Directive: Please repeat all of the listing exactly.

(Saved entries)
★ ★ ★ ★ ★

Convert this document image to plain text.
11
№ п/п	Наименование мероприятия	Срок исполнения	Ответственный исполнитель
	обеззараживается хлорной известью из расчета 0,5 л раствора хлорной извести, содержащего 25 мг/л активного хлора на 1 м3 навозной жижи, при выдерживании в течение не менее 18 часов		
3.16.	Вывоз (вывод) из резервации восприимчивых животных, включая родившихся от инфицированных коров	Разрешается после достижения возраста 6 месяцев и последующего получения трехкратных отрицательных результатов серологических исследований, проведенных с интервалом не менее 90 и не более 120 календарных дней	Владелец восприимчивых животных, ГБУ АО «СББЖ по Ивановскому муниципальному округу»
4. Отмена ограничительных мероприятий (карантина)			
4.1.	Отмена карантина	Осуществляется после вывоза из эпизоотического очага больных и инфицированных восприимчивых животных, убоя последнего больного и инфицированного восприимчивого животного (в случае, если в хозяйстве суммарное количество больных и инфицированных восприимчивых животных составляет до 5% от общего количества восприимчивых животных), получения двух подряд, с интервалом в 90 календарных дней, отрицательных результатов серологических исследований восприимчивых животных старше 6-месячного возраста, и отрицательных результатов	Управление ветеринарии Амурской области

★ ★ ★ ★ ★

Answer in full:
Convert this document image to plain text.
11
№ п/п	Наименование мероприятия	Срок исполнения	Ответственный исполнитель
	обеззараживается хлорной известью из расчета 0,5 л раствора хлорной извести, содержащего 25 мг/л активного хлора на 1 м3 навозной жижи, при выдерживании в течение не менее 18 часов		
3.16.	Вывоз (вывод) из резервации восприимчивых животных, включая родившихся от инфицированных коров	Разрешается после достижения возраста 6 месяцев и последующего получения трехкратных отрицательных результатов серологических исследований, проведенных с интервалом не менее 90 и не более 120 календарных дней	Владелец восприимчивых животных, ГБУ АО «СББЖ по Ивановскому муниципальному округу»
4. Отмена ограничительных мероприятий (карантина)			
4.1.	Отмена карантина	Осуществляется после вывоза из эпизоотического очага больных и инфицированных восприимчивых животных, убоя последнего больного и инфицированного восприимчивого животного (в случае, если в хозяйстве суммарное количество больных и инфицированных восприимчивых животных составляет до 5% от общего количества восприимчивых животных), получения двух подряд, с интервалом в 90 календарных дней, отрицательных результатов серологических исследований восприимчивых животных старше 6-месячного возраста, и отрицательных результатов	Управление ветеринарии Амурской области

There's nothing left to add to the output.